**GIVEN DATA:**
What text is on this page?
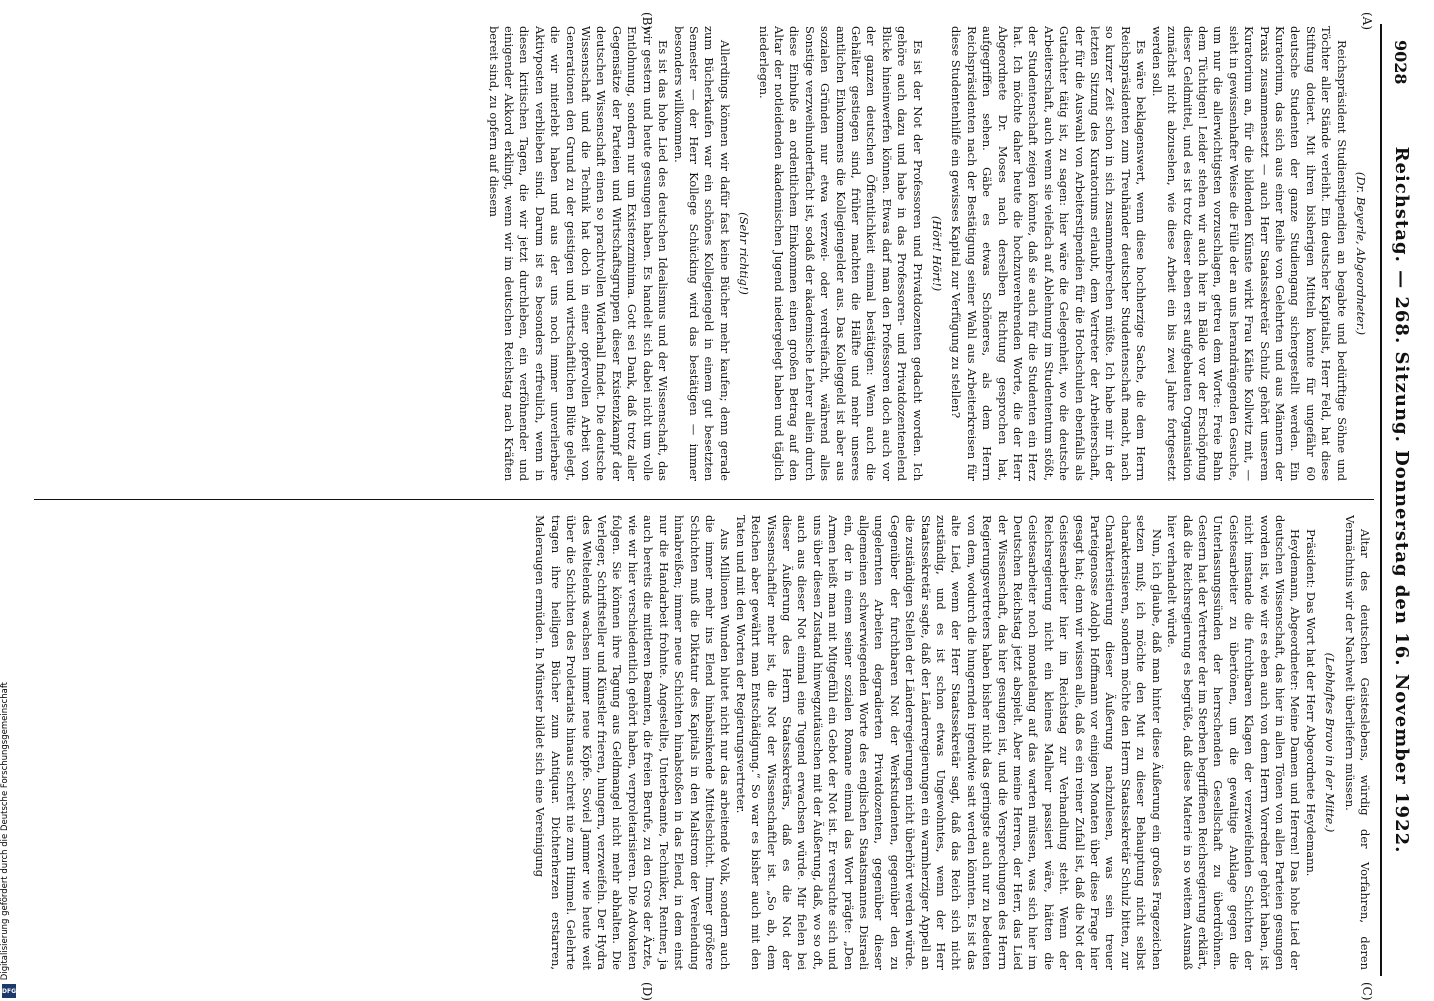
9028
Reichstag. — 268. Sitzung. Donnerstag den 16. November 1922.
(A)
(B)
(C)
(D)

(Dr. Beyerle, Abgeordneter.)

Reichspräsident Studienstipendien an begabte und bedürftige Söhne und Töchter aller Stände verleiht. Ein deutscher Kapitalist, Herr Feld, hat diese Stiftung dotiert. Mit ihren bisherigen Mitteln konnte für ungefähr 60 deutsche Studenten der ganze Studiengang sichergestellt werden. Ein Kuratorium, das sich aus einer Reihe von Gelehrten und aus Männern der Praxis zusammensetzt — auch Herr Staatssekretär Schulz gehört unserem Kuratorium an, für die bildenden Künste wirkt Frau Käthe Kollwitz mit, — sieht in gewissenhafter Weise die Fülle der an uns herandrängenden Gesuche, um nur die allerwichtigsten vorzuschlagen, getreu dem Worte: Freie Bahn dem Tüchtigen! Leider stehen wir auch hier in Bälde vor der Erschöpfung dieser Geldmittel, und es ist trotz dieser eben erst aufgebauten Organisation zunächst nicht abzusehen, wie diese Arbeit ein bis zwei Jahre fortgesetzt werden soll.

Es wäre beklagenswert, wenn diese hochherzige Sache, die dem Herrn Reichspräsidenten zum Treuhänder deutscher Studentenschaft macht, nach so kurzer Zeit schon in sich zusammenbrechen müßte. Ich habe mir in der letzten Sitzung des Kuratoriums erlaubt, dem Vertreter der Arbeiterschaft, der für die Auswahl von Arbeiterstipendien für die Hochschulen ebenfalls als Gutachter tätig ist, zu sagen: hier wäre die Gelegenheit, wo die deutsche Arbeiterschaft, auch wenn sie vielfach auf Ablehnung im Studententum stößt, der Studentenschaft zeigen könnte, daß sie auch für die Studenten ein Herz hat. Ich möchte daher heute die hochzuverehrenden Worte, die der Herr Abgeordnete Dr. Moses nach derselben Richtung gesprochen hat, aufgegriffen sehen. Gäbe es etwas Schöneres, als dem Herrn Reichspräsidenten nach der Bestätigung seiner Wahl aus Arbeiterkreisen für diese Studentenhilfe ein gewisses Kapital zur Verfügung zu stellen?

(Hört! Hört!)

Es ist der Not der Professoren und Privatdozenten gedacht worden. Ich gehöre auch dazu und habe in das Professoren- und Privatdozentenelend Blicke hineinwerfen können. Etwas darf man den Professoren doch auch vor der ganzen deutschen Öffentlichkeit einmal bestätigen: Wenn auch die Gehälter gestiegen sind, früher machten die Hälfte und mehr unseres amtlichen Einkommens die Kollegiengelder aus. Das Kolleggeld ist aber aus sozialen Gründen nur etwa verzwei- oder verdreifacht, während alles Sonstige verzweihundertfacht ist, sodaß der akademische Lehrer allein durch diese Einbuße an ordentlichem Einkommen einen großen Betrag auf den Altar der notleidenden akademischen Jugend niedergelegt haben und täglich niederlegen.

(Sehr richtig!)

Allerdings können wir dafür fast keine Bücher mehr kaufen; denn gerade zum Bücherkaufen war ein schönes Kollegiengeld in einem gut besetzten Semester — der Herr Kollege Schücking wird das bestätigen — immer besonders willkommen.

Es ist das hohe Lied des deutschen Idealismus und der Wissenschaft, das wir gestern und heute gesungen haben. Es handelt sich dabei nicht um volle Entlohnung, sondern nur um Existenzminima. Gott sei Dank, daß trotz aller Gegensätze der Parteien und Wirtschaftsgruppen dieser Existenzkampf der deutschen Wissenschaft einen so prachtvollen Widerhall findet. Die deutsche Wissenschaft und die Technik hat doch in einer opfervollen Arbeit von Generationen den Grund zu der geistigen und wirtschaftlichen Blüte gelegt, die wir miterlebt haben und aus der uns noch immer unverlierbare Aktivposten verblieben sind. Darum ist es besonders erfreulich, wenn in diesen kritischen Tagen, die wir jetzt durchleben, ein verföhnender und einigender Akkord erklingt, wenn wir im deutschen Reichstag nach Kräften bereit sind, zu opfern auf diesem

Altar des deutschen Geisteslebens, würdig der Vorfahren, deren Vermächtnis wir der Nachwelt überliefern müssen.

(Lebhaftes Bravo in der Mitte.)

Präsident: Das Wort hat der Herr Abgeordnete Heydemann.

Heydemann, Abgeordneter: Meine Damen und Herren! Das hohe Lied der deutschen Wissenschaft, das hier in allen Tönen von allen Parteien gesungen worden ist, wie wir es eben auch von dem Herrn Vorredner gehört haben, ist nicht imstande die furchtbaren Klagen der verzweifelnden Schichten der Geistesarbeiter zu übertönen, um die gewaltige Anklage gegen die Unterlassungssünden der herrschenden Gesellschaft zu überdröhnen. Gestern hat der Vertreter der im Sterben begriffenen Reichsregierung erklärt, daß die Reichsregierung es begrüße, daß diese Materie in so weitem Ausmaß hier verhandelt würde.

Nun, ich glaube, daß man hinter diese Äußerung ein großes Fragezeichen setzen muß; ich möchte den Mut zu dieser Behauptung nicht selbst charakterisieren, sondern möchte den Herrn Staatssekretär Schulz bitten, zur Charakteristierung dieser Äußerung nachzulesen, was sein treuer Parteigenosse Adolph Hoffmann vor einigen Monaten über diese Frage hier gesagt hat; denn wir wissen alle, daß es ein reiner Zufall ist, daß die Not der Geistesarbeiter hier im Reichstag zur Verhandlung steht. Wenn der Reichsregierung nicht ein kleines Malheur passiert wäre, hätten die Geistesarbeiter noch monatelang auf das warten müssen, was sich hier im Deutschen Reichstag jetzt abspielt. Aber meine Herren, der Herr, das Lied der Wissenschaft, das hier gesungen ist, und die Versprechungen des Herrn Regierungsvertreters haben bisher nicht das geringste auch nur zu bedeuten von dem, wodurch die hungernden irgendwie satt werden könnten. Es ist das alte Lied, wenn der Herr Staatssekretär sagt, daß das Reich sich nicht zuständig, und es ist schon etwas Ungewohntes, wenn der Herr Staatssekretär sagte, daß der Länderregierungen ein warmherziger Appell an die zuständigen Stellen der Länderregierungen nicht überhört werden würde. Gegenüber der furchtbaren Not der Werkstudenten, gegenüber den zu ungelernten Arbeiten degradierten Privatdozenten, gegenüber dieser allgemeinen schwerwiegenden Worte des englischen Staatsmannes Disraeli ein, der in einem seiner sozialen Romane einmal das Wort prägte: „Den Armen heißt man mit Mitgefühl ein Gebot der Not ist. Er versuchte sich und uns über diesen Zustand hinwegzutäuschen mit der Äußerung, daß, wo so oft, auch aus dieser Not einmal eine Tugend erwachsen würde. Mir fielen bei dieser Äußerung des Herrn Staatssekretärs, daß es die Not der Wissenschaftler mehr ist, die Not der Wissenschaftler ist. „So ab, dem Reichen aber gewährt man Entschädigung.“ So war es bisher auch mit den Taten und mit den Worten der Regierungsvertreter.

Aus Millionen Wunden blutet nicht nur das arbeitende Volk, sondern auch die immer mehr ins Elend hinabsinkende Mittelschicht. Immer größere Schichten muß die Diktatur des Kapitals in den Malstrom der Verelendung hinabreißen; immer neue Schichten hinabstoßen in das Elend, in dem einst nur die Handarbeit frohnte. Angestellte, Unterbeamte, Techniker, Rentner, ja auch bereits die mittleren Beamten, die freien Berufe, zu den Gros der Ärzte, wie wir hier verschiedentlich gehört haben, verproletarisieren. Die Advokaten folgen. Sie können ihre Tagung aus Geldmangel nicht mehr abhalten. Die Verleger, Schriftsteller und Künstler frieren, hungern, verzweifeln. Der Hydra des Weltelends wachsen immer neue Köpfe. Soviel Jammer wie heute weit über die Schichten des Proletariats hinaus schreit nie zum Himmel. Gelehrte tragen ihre heiligen Bücher zum Antiquar. Dichterherzen erstarren, Maleraugen ermüden. In Münster bildet sich eine Vereinigung

Digitalisierung gefördert durch die Deutsche Forschungsgemeinschaft
DFG
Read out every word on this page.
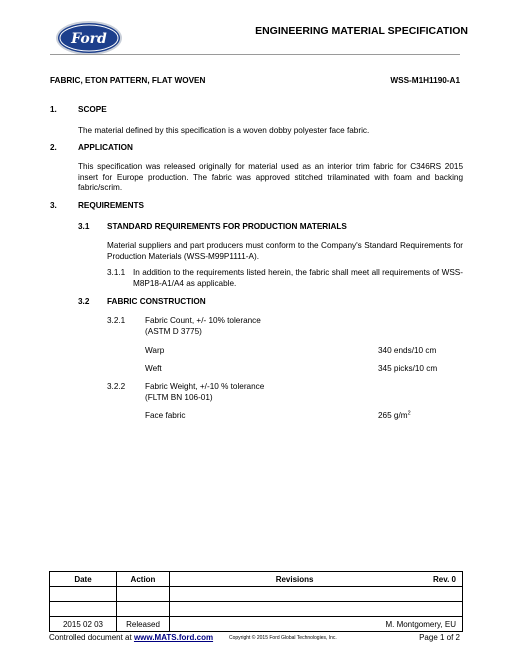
Ford	ENGINEERING MATERIAL SPECIFICATION
FABRIC, ETON PATTERN, FLAT WOVEN	WSS-M1H1190-A1
1.	SCOPE
The material defined by this specification is a woven dobby polyester face fabric.
2.	APPLICATION
This specification was released originally for material used as an interior trim fabric for C346RS 2015 insert for Europe production. The fabric was approved stitched trilaminated with foam and backing fabric/scrim.
3.	REQUIREMENTS
3.1 STANDARD REQUIREMENTS FOR PRODUCTION MATERIALS
Material suppliers and part producers must conform to the Company's Standard Requirements for Production Materials (WSS-M99P1111-A).
3.1.1 In addition to the requirements listed herein, the fabric shall meet all requirements of WSS-M8P18-A1/A4 as applicable.
3.2 FABRIC CONSTRUCTION
3.2.1 Fabric Count, +/- 10% tolerance
(ASTM D 3775)
Warp	340 ends/10 cm
Weft	345 picks/10 cm
3.2.2 Fabric Weight, +/-10 % tolerance
(FLTM BN 106-01)
Face fabric	265 $g/m^2$
Date	Action	Revisions	Rev. 0

2015 02 03	Released	M. Montgomery, EU	
Controlled document at www.MATS.ford.com	Copyright © 2015 Ford Global Technologies, Inc.	Page 1 of 2
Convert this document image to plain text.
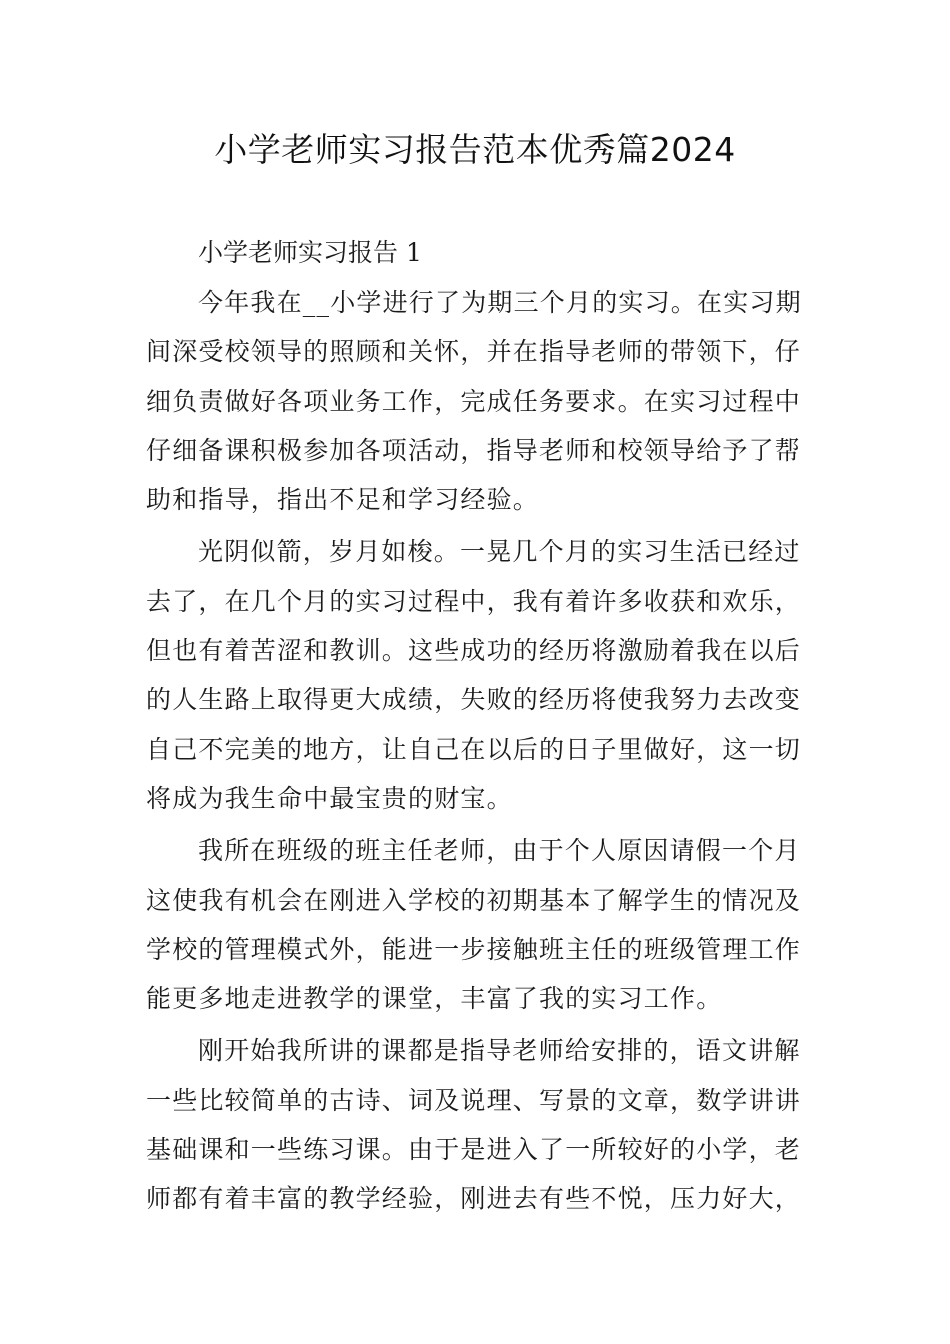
小学老师实习报告范本优秀篇2024

小学老师实习报告 1

今年我在__小学进行了为期三个月的实习。在实习期
间深受校领导的照顾和关怀，并在指导老师的带领下，仔
细负责做好各项业务工作，完成任务要求。在实习过程中
仔细备课积极参加各项活动，指导老师和校领导给予了帮
助和指导，指出不足和学习经验。
光阴似箭，岁月如梭。一晃几个月的实习生活已经过
去了，在几个月的实习过程中，我有着许多收获和欢乐，
但也有着苦涩和教训。这些成功的经历将激励着我在以后
的人生路上取得更大成绩，失败的经历将使我努力去改变
自己不完美的地方，让自己在以后的日子里做好，这一切
将成为我生命中最宝贵的财宝。
我所在班级的班主任老师，由于个人原因请假一个月
这使我有机会在刚进入学校的初期基本了解学生的情况及
学校的管理模式外，能进一步接触班主任的班级管理工作
能更多地走进教学的课堂，丰富了我的实习工作。
刚开始我所讲的课都是指导老师给安排的，语文讲解
一些比较简单的古诗、词及说理、写景的文章，数学讲讲
基础课和一些练习课。由于是进入了一所较好的小学，老
师都有着丰富的教学经验，刚进去有些不悦，压力好大，
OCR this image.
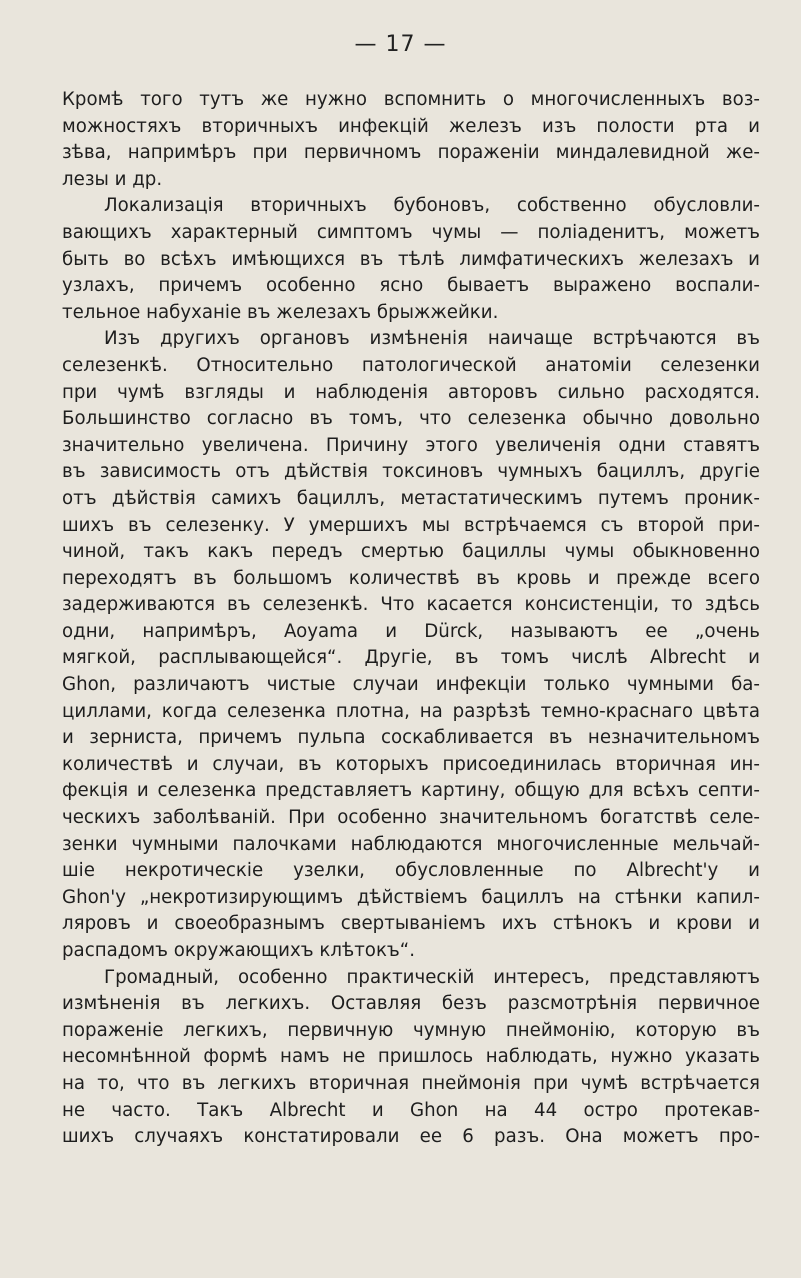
— 17 —
Кромѣ того тутъ же нужно вспомнить о многочисленныхъ воз-
можностяхъ вторичныхъ инфекцій железъ изъ полости рта и
зѣва, напримѣръ при первичномъ пораженіи миндалевидной же-
лезы и др.
Локализація вторичныхъ бубоновъ, собственно обусловли-
вающихъ характерный симптомъ чумы — поліаденитъ, можетъ
быть во всѣхъ имѣющихся въ тѣлѣ лимфатическихъ железахъ и
узлахъ, причемъ особенно ясно бываетъ выражено воспали-
тельное набуханіе въ железахъ брыжжейки.
Изъ другихъ органовъ измѣненія наичаще встрѣчаются въ
селезенкѣ. Относительно патологической анатоміи селезенки
при чумѣ взгляды и наблюденія авторовъ сильно расходятся.
Большинство согласно въ томъ, что селезенка обычно довольно
значительно увеличена. Причину этого увеличенія одни ставятъ
въ зависимость отъ дѣйствія токсиновъ чумныхъ бациллъ, другіе
отъ дѣйствія самихъ бациллъ, метастатическимъ путемъ проник-
шихъ въ селезенку. У умершихъ мы встрѣчаемся съ второй при-
чиной, такъ какъ передъ смертью бациллы чумы обыкновенно
переходятъ въ большомъ количествѣ въ кровь и прежде всего
задерживаются въ селезенкѣ. Что касается консистенціи, то здѣсь
одни, напримѣръ, Aoyama и Dürck, называютъ ее „очень
мягкой, расплывающейся“. Другіе, въ томъ числѣ Albrecht и
Ghon, различаютъ чистые случаи инфекціи только чумными ба-
циллами, когда селезенка плотна, на разрѣзѣ темно-краснаго цвѣта
и зерниста, причемъ пульпа соскабливается въ незначительномъ
количествѣ и случаи, въ которыхъ присоединилась вторичная ин-
фекція и селезенка представляетъ картину, общую для всѣхъ септи-
ческихъ заболѣваній. При особенно значительномъ богатствѣ селе-
зенки чумными палочками наблюдаются многочисленные мельчай-
шіе некротическіе узелки, обусловленные по Albrecht'у и
Ghon'у „некротизирующимъ дѣйствіемъ бациллъ на стѣнки капил-
ляровъ и своеобразнымъ свертываніемъ ихъ стѣнокъ и крови и
распадомъ окружающихъ клѣтокъ“.
Громадный, особенно практическій интересъ, представляютъ
измѣненія въ легкихъ. Оставляя безъ разсмотрѣнія первичное
пораженіе легкихъ, первичную чумную пнеймонію, которую въ
несомнѣнной формѣ намъ не пришлось наблюдать, нужно указать
на то, что въ легкихъ вторичная пнеймонія при чумѣ встрѣчается
не часто. Такъ Albrecht и Ghon на 44 остро протекав-
шихъ случаяхъ констатировали ее 6 разъ. Она можетъ про-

**PROBLEM REQUIREMENTS:** Report how many lines in the data contain the word "одни", with no words besides the number.

**RESULT FOR THIS EXERCISE:** 2